▶ Text provided:

Concurrency II

CIS 198 Lecture 11


More Concurrency Primitives!

  • RwLock
  • Barrier
  • CondVar
  • Once

std::sync::RwLock<T>

  • A reader-writer lock.
  • Similar to a Mutex, but has separate modes for reading and writing access.
  • Allows data access to many readers or one writer.
    • Trying to acquire a lock may block depending on the borrow state of the container.
  • Inner T must be Send + Sync.
  • May also be poisoned like a Mutex.
    • Poisoning only occurs if a writer panics.

std::sync::RwLock<T>

  • Useful if you have many threads requesting reads and few requesting writes.
  • RwLock allows safe, concurrent access with better performance (fewer lockouts; more concurrency) in some situations.
  • Compare with a Mutex, which locks everyone else out.
    • Not strictly better; RwLock only works on Sync types - otherwise, you really need mutual exclusion.
  • Compare with a RefCell, which also encodes the single-writer-or-multiple-reader idea, but panics instead of blocking on conflicts and is never thread-safe (Sync).
  • As with Mutex, an RwLock could cause deadlock under certain conditions.

std::sync::Barrier

  • A type to allow multiple threads to synchronize on a computation.
  • Created for a fixed number of threads.
  • Threads may call wait on a copy of the Barrier to “report” their readiness.
  • Blocks n - 1 threads and wakes all blocked threads when the nth thread reports.

▶ Problems:
1) Revise the entries from their first line through the line containing "bar — [51, 136, 72, 250]", inclusive, replacing every "data-label" with "value-label" and leaving all else unchanged. Return only those lines.
2) Resume the Rust concurrency lecture notes from the point at which they stop.

▶ Given records:
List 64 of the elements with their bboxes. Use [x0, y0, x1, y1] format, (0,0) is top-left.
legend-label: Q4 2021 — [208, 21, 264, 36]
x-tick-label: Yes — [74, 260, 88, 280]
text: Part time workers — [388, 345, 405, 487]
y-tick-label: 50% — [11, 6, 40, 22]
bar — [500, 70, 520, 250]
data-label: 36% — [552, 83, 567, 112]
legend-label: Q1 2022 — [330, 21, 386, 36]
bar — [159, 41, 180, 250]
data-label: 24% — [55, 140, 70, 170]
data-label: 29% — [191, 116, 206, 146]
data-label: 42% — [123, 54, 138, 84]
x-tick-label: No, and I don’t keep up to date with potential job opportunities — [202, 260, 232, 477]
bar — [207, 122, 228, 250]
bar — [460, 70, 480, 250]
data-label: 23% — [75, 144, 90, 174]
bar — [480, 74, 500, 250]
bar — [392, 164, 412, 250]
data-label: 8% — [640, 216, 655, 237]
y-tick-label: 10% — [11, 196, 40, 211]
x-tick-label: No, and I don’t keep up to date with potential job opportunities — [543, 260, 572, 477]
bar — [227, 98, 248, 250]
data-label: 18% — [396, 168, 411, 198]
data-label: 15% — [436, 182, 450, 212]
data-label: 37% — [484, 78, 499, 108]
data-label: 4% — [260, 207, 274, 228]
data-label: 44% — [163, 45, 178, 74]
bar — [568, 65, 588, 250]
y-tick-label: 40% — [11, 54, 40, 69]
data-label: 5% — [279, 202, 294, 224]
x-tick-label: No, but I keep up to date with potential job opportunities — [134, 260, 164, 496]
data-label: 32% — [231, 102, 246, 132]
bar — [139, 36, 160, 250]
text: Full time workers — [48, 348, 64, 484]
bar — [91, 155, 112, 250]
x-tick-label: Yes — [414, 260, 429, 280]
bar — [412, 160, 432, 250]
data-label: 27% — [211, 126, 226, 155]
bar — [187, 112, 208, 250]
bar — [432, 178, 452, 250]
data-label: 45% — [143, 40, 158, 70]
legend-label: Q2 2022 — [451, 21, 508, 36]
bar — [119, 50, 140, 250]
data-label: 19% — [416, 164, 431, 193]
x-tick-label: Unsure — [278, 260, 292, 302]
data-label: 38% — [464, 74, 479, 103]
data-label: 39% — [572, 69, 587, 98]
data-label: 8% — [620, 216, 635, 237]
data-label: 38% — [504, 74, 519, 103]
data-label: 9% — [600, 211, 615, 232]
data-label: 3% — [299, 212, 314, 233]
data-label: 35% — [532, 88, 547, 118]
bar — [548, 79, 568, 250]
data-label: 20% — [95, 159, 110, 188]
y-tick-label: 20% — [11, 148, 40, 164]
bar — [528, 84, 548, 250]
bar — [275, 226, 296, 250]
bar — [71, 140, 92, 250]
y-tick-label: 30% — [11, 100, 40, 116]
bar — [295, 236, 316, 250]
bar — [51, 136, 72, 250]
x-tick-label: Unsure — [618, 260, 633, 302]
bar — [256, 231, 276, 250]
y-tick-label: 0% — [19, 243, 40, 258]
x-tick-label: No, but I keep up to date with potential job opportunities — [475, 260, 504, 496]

▶ Task answers:
1)
List 64 of the elements with their bboxes. Use [x0, y0, x1, y1] format, (0,0) is top-left.
legend-label: Q4 2021 — [208, 21, 264, 36]
x-tick-label: Yes — [74, 260, 88, 280]
text: Part time workers — [388, 345, 405, 487]
y-tick-label: 50% — [11, 6, 40, 22]
bar — [500, 70, 520, 250]
value-label: 36% — [552, 83, 567, 112]
legend-label: Q1 2022 — [330, 21, 386, 36]
bar — [159, 41, 180, 250]
value-label: 24% — [55, 140, 70, 170]
value-label: 29% — [191, 116, 206, 146]
value-label: 42% — [123, 54, 138, 84]
x-tick-label: No, and I don’t keep up to date with potential job opportunities — [202, 260, 232, 477]
bar — [207, 122, 228, 250]
bar — [460, 70, 480, 250]
value-label: 23% — [75, 144, 90, 174]
bar — [480, 74, 500, 250]
bar — [392, 164, 412, 250]
value-label: 8% — [640, 216, 655, 237]
y-tick-label: 10% — [11, 196, 40, 211]
x-tick-label: No, and I don’t keep up to date with potential job opportunities — [543, 260, 572, 477]
bar — [227, 98, 248, 250]
value-label: 18% — [396, 168, 411, 198]
value-label: 15% — [436, 182, 450, 212]
value-label: 37% — [484, 78, 499, 108]
value-label: 4% — [260, 207, 274, 228]
value-label: 44% — [163, 45, 178, 74]
bar — [568, 65, 588, 250]
y-tick-label: 40% — [11, 54, 40, 69]
value-label: 5% — [279, 202, 294, 224]
x-tick-label: No, but I keep up to date with potential job opportunities — [134, 260, 164, 496]
value-label: 32% — [231, 102, 246, 132]
bar — [139, 36, 160, 250]
text: Full time workers — [48, 348, 64, 484]
bar — [91, 155, 112, 250]
x-tick-label: Yes — [414, 260, 429, 280]
bar — [412, 160, 432, 250]
value-label: 27% — [211, 126, 226, 155]
bar — [187, 112, 208, 250]
bar — [432, 178, 452, 250]
value-label: 45% — [143, 40, 158, 70]
legend-label: Q2 2022 — [451, 21, 508, 36]
bar — [119, 50, 140, 250]
value-label: 19% — [416, 164, 431, 193]
x-tick-label: Unsure — [278, 260, 292, 302]
value-label: 38% — [464, 74, 479, 103]
value-label: 39% — [572, 69, 587, 98]
value-label: 8% — [620, 216, 635, 237]
value-label: 38% — [504, 74, 519, 103]
value-label: 9% — [600, 211, 615, 232]
value-label: 3% — [299, 212, 314, 233]
value-label: 35% — [532, 88, 547, 118]
bar — [548, 79, 568, 250]
value-label: 20% — [95, 159, 110, 188]
y-tick-label: 20% — [11, 148, 40, 164]
bar — [528, 84, 548, 250]
bar — [275, 226, 296, 250]
bar — [71, 140, 92, 250]
y-tick-label: 30% — [11, 100, 40, 116]
bar — [295, 236, 316, 250]
bar — [51, 136, 72, 250]

2)
std::sync::Barrier

  • Another primitive to help ensure consistent world views!
  • Recall from last lecture: how do you ensure all threads see the same data?
    • For example, readers may want to be guaranteed that all writes have completed before they read.
    • Able to synchronize on this action with a Barrier.

std::sync::Condvar

  • A “condition variable”.
  • Blocks a thread so that it consumes no CPU time while waiting for an event.
  • Generally associated with a Mutex wrapping some boolean predicate, which is the blocking predicate.
  • Logically similar to having a thread do this:
  1. while !predicate { }

std::sync::Condvar

  • A nice way to put a thread “on hold”.
  • Does not require holding any locks.
  • We could have the thread spin in a loop as above, but that would waste CPU time.
    • The waiting thread has to be scheduled to spin-wait.
    • Repeatedly checking the predicate might also require acquiring a lock, which might cause other thread to deadlock.

std::sync::Condvar

  • Motivating example: producer/consumer problem.
    • Producer threads add items to a bounded queue
    • Consumer threads take them off.
  • Full queue: producer threads should wait until it has space.
  • Empty queue: consumer threads should wait until it has items.
  • Both producers & consumers can wait on a condition variable.
    • Threads can be woken when the queue is ready.

std::sync::Once

  • A primitive to run a one-time global initialization.
  • Regardless of how many times once.call_once(function) is called, only the first one will execute.
    • After that, it’s guaranteed that the initialization was run, and all memory writes performed are visible from all threads.
  • Allows the code to attempt initialization more than once (e.g. one per thread).
  • Useful for doing one-time initialization to call foreign functions (e.g. functions from a C library).

Atomics

  • Instruction Reordering
  • Atomicity
  • Rust Atomics
  • Data Access
  • Atomic Memory Ordering

¹ Some section content borrowed from The Rustonomicon


Instruction Reordering

  • Ordinarily, the compiler may reorder instructions in your program semi-arbitrarily.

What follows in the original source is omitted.